Problem statement — Without the pictures, print each of the records below exactly as it appears.

Entries taken from a collection:
((

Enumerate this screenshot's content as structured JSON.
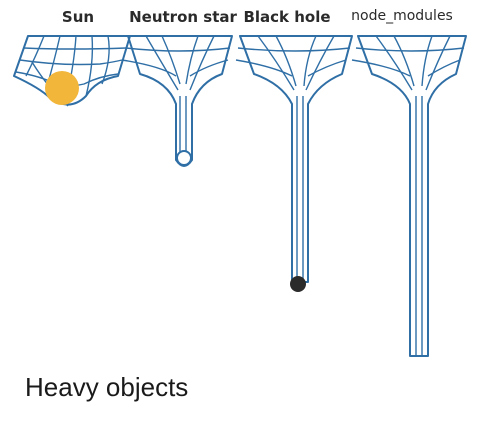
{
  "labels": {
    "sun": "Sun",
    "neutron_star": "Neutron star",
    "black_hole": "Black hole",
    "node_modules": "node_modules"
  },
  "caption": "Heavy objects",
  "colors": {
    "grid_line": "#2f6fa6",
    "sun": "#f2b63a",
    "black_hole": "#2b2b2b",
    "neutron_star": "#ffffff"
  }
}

))

Task output —
Enumerate this screenshot's content as structured JSON.
{
  "labels": {
    "sun": "Sun",
    "neutron_star": "Neutron star",
    "black_hole": "Black hole",
    "node_modules": "node_modules"
  },
  "caption": "Heavy objects",
  "colors": {
    "grid_line": "#2f6fa6",
    "sun": "#f2b63a",
    "black_hole": "#2b2b2b",
    "neutron_star": "#ffffff"
  }
}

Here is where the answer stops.